Refactor test data, legacy usage and more

Signed-off-by: Christoph Auer <cau@zurich.ibm.com>
2025-12-17 00:58:25 +00:00 · 2024-10-10 13:54:44 +02:00
parent da0700f959
commit 7cad290ceb
46 changed files with 129 additions and 7646 deletions
--- a/docling/cli/main.py
+++ b/docling/cli/main.py
@@ -94,21 +94,21 @@ def export_documents(
                fname = output_dir / f"{doc_filename}.txt"
                with fname.open("w") as fp:
                    _log.info(f"writing Text output to {fname}")
-                    fp.write(conv_res.render_as_text())
+                    fp.write(conv_res.render_as_text_v1())

            # Export Markdown format:
            if export_md:
                fname = output_dir / f"{doc_filename}.md"
                with fname.open("w") as fp:
                    _log.info(f"writing Markdown output to {fname}")
-                    fp.write(conv_res.render_as_markdown())
+                    fp.write(conv_res.render_as_markdown_v1())

            # Export Document Tags format:
            if export_doctags:
                fname = output_dir / f"{doc_filename}.doctags"
                with fname.open("w") as fp:
                    _log.info(f"writing Doc Tags output to {fname}")
-                    fp.write(conv_res.render_as_doctags())
+                    fp.write(conv_res.render_as_doctags_v1())

        else:
            _log.warning(f"Document {conv_res.input.file} failed to convert.")
--- a/docling/datamodel/document.py
+++ b/docling/datamodel/document.py
@@ -1,4 +1,5 @@
 import logging
+from enum import Enum
 from io import BytesIO
 from pathlib import Path, PurePath
 from typing import Dict, Iterable, List, Optional, Tuple, Type, Union
@@ -61,7 +62,7 @@ layout_label_to_ds_type = {
    DocItemLabel.TEXT: "paragraph",
 }

-_EMPTY_DOC = DsDocument(
+_EMPTY_LEGACY_DOC = DsDocument(
    _name="",
    description=DsDocumentDescription(logs=[]),
    file_info=DsFileInfoObject(
@@ -155,6 +156,11 @@ class InputDocument(BaseModel):
        )


+class DocumentFormat(str, Enum):
+    V2 = "v2"

■ GIVEN MATERIAL:
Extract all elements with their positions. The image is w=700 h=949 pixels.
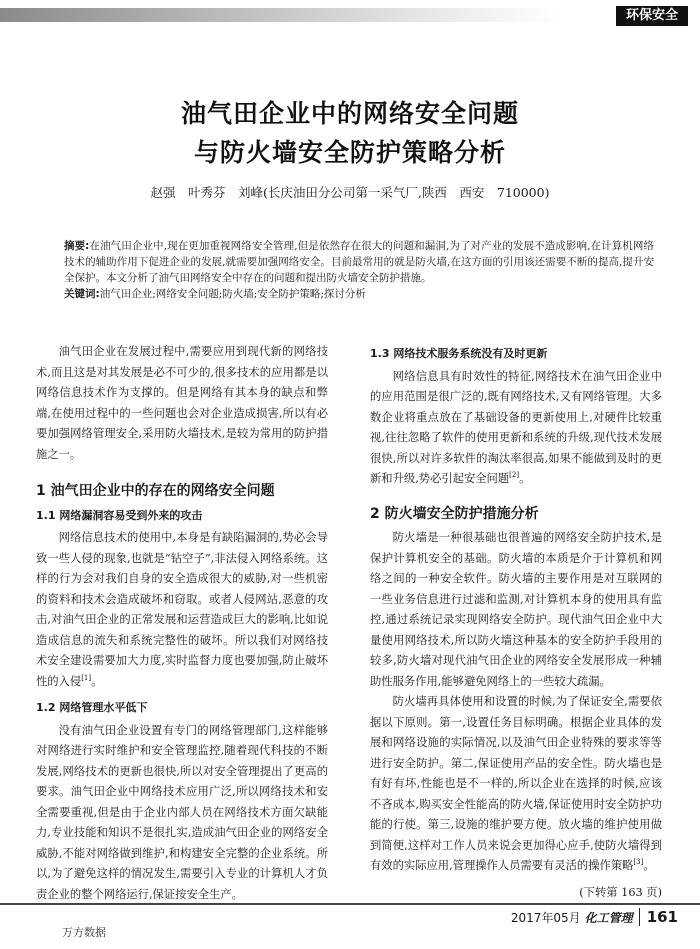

■ TASK LIST:
1. In the commit diff, list the render methods on conv_res whose calls were removed from docling/cli/main.py.
2. What new name does the commit diff give to the variable _EMPTY_DOC?

■ SOLUTIONS FOR EACH TASK:
1. render_as_text, render_as_markdown, render_as_doctags

2. _EMPTY_LEGACY_DOC